WRITTEN REQUEST:
Work out how many lines of the records contain "title". Answer with the number and nothing else.

Records from a collection of figures

□ □ □ □ □ □ □

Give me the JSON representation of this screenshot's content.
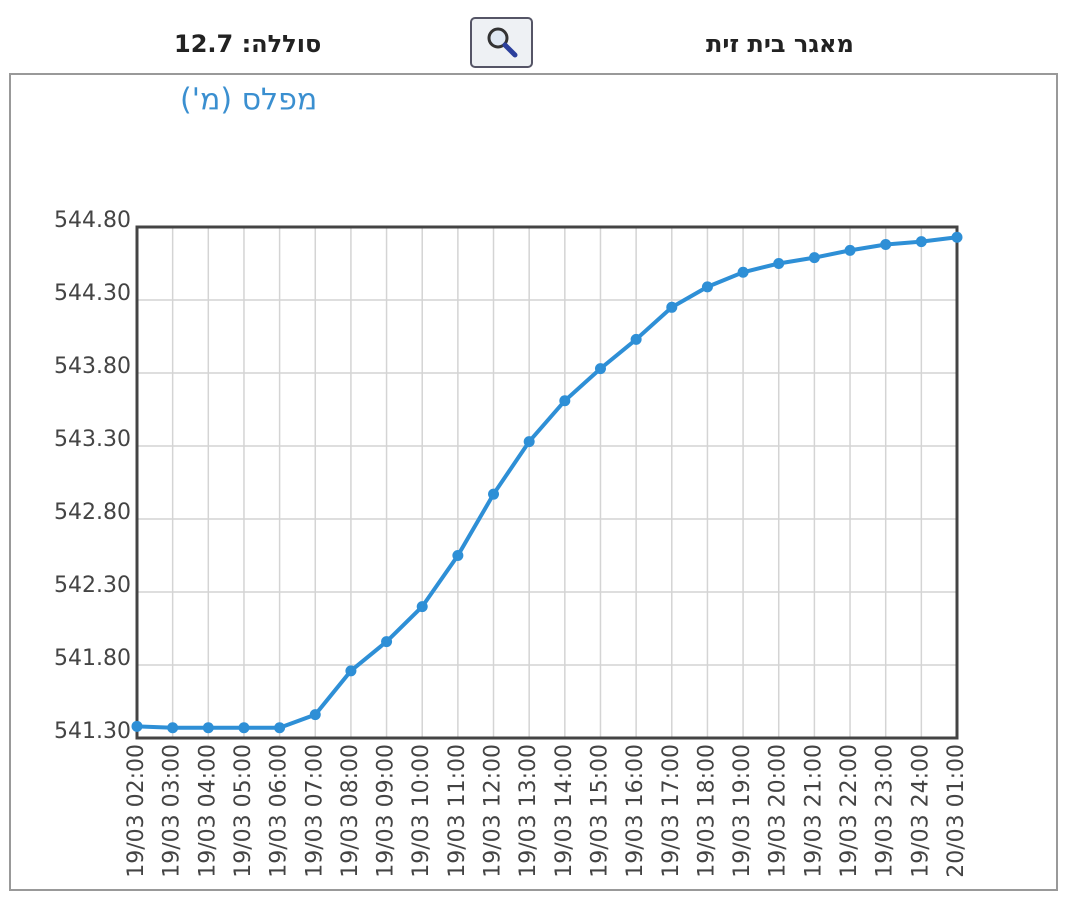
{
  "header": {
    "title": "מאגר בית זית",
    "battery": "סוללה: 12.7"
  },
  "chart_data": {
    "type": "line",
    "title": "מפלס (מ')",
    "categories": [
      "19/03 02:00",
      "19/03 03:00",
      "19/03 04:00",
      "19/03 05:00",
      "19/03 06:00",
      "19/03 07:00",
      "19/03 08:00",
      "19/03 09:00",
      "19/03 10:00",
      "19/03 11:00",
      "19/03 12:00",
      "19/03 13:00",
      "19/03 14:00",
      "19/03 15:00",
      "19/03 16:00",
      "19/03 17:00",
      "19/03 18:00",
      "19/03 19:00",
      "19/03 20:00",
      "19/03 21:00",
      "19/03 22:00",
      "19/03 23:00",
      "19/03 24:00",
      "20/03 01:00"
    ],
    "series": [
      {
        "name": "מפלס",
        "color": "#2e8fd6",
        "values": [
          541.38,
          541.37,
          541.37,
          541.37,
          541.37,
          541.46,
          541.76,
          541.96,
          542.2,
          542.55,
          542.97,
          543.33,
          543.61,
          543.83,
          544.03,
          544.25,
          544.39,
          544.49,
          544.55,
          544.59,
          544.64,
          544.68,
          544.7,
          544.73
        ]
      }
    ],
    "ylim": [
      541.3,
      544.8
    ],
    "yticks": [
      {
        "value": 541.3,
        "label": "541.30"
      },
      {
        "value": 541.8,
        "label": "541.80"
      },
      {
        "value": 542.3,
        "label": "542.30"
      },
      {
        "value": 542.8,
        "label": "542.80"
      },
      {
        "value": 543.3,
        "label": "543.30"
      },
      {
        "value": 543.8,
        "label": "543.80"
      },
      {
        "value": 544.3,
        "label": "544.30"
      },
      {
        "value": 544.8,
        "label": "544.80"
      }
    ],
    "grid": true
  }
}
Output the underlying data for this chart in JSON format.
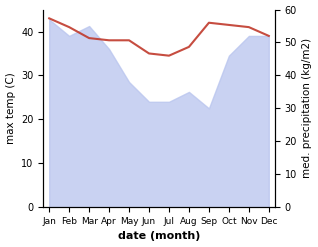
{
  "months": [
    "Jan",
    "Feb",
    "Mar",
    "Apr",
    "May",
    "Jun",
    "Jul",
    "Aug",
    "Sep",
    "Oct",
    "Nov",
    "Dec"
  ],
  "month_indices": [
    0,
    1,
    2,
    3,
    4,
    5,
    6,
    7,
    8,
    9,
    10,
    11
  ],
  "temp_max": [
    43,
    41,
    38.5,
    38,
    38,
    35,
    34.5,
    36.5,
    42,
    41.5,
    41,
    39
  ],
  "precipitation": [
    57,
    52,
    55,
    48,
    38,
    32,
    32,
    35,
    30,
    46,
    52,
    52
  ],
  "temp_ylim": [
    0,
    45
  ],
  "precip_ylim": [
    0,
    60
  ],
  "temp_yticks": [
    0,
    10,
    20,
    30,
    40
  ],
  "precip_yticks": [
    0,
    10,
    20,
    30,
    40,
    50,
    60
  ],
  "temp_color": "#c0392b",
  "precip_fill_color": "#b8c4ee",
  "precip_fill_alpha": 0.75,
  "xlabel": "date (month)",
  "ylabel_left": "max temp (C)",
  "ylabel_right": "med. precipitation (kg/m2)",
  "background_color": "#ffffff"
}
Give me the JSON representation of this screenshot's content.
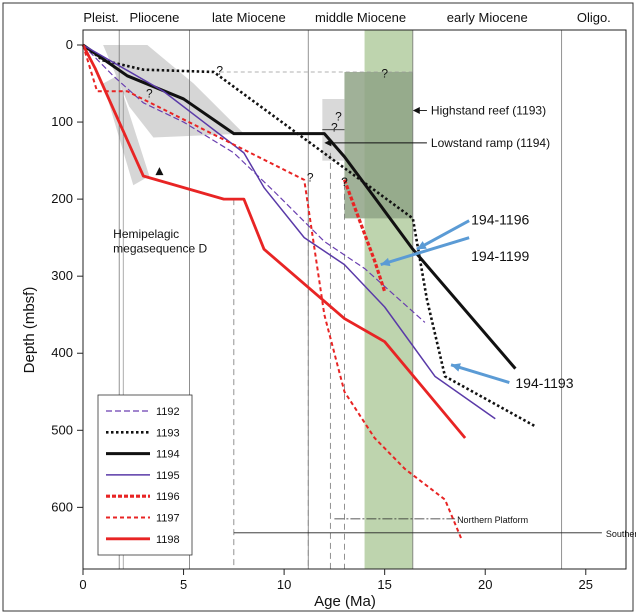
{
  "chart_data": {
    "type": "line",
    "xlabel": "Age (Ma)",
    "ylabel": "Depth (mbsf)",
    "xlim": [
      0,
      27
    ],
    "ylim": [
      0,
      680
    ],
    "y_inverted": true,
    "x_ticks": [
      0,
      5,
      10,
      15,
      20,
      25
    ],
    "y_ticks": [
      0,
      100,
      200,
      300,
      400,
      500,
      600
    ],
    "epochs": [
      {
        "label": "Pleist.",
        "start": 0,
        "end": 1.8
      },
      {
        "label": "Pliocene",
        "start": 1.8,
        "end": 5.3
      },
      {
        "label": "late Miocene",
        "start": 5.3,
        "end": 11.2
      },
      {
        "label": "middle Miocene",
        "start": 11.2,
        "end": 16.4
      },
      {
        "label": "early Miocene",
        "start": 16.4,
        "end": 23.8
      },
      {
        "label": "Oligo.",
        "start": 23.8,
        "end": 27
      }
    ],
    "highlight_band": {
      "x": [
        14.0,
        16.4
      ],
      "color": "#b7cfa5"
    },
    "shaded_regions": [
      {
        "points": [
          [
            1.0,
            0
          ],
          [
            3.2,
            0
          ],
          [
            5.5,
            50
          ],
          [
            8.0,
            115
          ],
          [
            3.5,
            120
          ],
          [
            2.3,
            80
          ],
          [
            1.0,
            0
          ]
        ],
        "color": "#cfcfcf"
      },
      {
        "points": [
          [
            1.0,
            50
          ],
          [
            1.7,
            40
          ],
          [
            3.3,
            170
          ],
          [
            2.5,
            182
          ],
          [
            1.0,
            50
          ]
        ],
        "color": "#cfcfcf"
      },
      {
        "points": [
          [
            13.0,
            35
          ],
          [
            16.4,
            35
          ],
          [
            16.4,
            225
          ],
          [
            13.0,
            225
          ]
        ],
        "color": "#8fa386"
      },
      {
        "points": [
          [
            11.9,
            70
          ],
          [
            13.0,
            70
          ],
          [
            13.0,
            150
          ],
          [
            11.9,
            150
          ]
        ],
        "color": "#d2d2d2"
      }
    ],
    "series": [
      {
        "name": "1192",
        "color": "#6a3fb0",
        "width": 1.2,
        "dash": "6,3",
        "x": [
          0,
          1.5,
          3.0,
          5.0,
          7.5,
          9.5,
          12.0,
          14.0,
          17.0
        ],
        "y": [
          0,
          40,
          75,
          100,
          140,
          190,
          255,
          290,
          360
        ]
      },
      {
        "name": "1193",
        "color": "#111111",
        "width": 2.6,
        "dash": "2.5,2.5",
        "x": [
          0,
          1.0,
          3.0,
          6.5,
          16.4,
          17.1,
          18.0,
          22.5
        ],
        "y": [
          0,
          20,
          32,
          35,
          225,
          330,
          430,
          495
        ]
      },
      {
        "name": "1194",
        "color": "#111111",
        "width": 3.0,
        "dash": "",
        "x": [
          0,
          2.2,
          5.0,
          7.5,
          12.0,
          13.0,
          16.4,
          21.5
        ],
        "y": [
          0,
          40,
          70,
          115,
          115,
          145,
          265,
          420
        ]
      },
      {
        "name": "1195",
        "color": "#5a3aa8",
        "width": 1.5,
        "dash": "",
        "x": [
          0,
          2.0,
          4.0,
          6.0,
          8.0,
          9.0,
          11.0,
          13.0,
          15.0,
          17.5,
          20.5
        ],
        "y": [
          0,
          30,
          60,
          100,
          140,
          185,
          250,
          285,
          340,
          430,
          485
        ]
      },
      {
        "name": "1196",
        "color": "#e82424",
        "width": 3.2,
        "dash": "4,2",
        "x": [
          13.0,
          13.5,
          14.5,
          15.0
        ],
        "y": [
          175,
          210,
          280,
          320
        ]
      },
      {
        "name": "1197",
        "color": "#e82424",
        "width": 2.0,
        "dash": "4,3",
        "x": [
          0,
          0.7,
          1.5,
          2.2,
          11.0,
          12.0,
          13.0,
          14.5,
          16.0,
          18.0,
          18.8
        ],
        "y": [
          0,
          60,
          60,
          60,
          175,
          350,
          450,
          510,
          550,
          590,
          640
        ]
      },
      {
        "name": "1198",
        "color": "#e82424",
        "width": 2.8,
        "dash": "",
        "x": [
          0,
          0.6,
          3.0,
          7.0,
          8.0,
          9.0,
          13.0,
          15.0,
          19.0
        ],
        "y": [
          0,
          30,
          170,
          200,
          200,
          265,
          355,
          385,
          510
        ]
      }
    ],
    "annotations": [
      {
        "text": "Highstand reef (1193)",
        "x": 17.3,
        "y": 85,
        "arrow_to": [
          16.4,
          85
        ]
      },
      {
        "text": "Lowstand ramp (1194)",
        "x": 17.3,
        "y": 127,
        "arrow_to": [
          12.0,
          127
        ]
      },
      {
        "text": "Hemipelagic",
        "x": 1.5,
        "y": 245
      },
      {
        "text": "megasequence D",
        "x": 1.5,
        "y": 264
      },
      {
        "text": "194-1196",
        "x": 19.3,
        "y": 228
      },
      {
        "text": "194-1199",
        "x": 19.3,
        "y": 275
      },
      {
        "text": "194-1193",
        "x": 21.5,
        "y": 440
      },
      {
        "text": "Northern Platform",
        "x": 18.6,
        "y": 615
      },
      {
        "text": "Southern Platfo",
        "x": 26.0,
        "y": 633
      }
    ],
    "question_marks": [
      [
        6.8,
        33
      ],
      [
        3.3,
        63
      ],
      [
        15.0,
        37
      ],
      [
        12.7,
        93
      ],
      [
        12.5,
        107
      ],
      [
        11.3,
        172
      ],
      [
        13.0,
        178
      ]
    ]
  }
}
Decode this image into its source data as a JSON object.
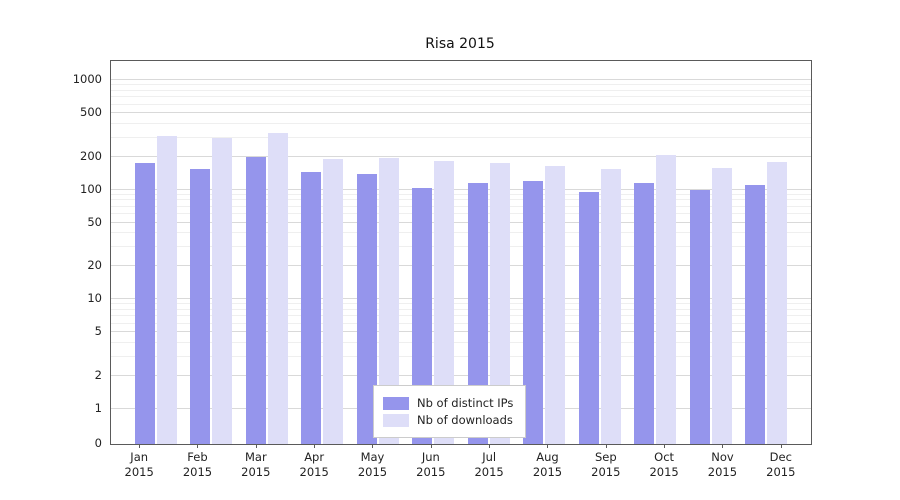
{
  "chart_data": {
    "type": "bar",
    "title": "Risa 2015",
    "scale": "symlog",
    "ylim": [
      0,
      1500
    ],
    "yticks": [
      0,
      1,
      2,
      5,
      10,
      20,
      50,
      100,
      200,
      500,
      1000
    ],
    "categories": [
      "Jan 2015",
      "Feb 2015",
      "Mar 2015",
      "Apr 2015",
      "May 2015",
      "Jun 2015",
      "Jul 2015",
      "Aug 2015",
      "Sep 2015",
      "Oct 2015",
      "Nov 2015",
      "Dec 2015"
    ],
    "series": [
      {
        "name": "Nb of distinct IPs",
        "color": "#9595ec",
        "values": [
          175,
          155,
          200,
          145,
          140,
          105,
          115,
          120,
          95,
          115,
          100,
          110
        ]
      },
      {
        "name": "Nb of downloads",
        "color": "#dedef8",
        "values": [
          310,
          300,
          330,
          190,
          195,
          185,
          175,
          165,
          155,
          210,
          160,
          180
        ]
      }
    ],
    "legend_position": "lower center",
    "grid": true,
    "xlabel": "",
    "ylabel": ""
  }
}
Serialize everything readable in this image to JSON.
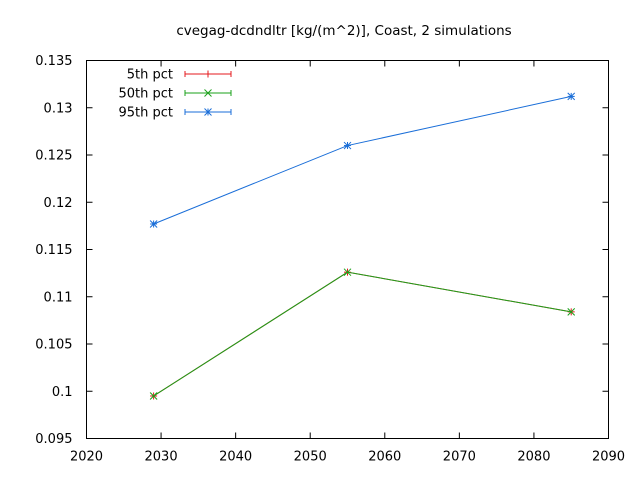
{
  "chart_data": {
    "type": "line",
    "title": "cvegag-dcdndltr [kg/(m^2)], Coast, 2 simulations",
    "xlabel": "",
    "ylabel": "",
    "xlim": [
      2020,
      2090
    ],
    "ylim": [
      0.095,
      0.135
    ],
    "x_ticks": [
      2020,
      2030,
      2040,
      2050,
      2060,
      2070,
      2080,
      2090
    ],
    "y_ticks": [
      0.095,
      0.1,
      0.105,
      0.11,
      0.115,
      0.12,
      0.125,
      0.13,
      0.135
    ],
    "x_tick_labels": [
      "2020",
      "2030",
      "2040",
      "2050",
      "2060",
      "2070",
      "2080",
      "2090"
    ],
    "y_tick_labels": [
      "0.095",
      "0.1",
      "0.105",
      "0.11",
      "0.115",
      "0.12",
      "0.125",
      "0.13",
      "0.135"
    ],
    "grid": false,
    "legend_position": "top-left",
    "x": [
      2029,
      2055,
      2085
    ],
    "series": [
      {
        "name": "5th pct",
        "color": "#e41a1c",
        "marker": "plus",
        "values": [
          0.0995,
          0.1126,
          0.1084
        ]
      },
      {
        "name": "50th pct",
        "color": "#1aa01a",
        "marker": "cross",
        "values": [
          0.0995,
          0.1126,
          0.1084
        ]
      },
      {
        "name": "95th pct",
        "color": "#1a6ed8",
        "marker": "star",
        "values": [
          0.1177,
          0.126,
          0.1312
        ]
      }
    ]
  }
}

□ □ □ □ □ □ □

RESULT OF THE TASK:
4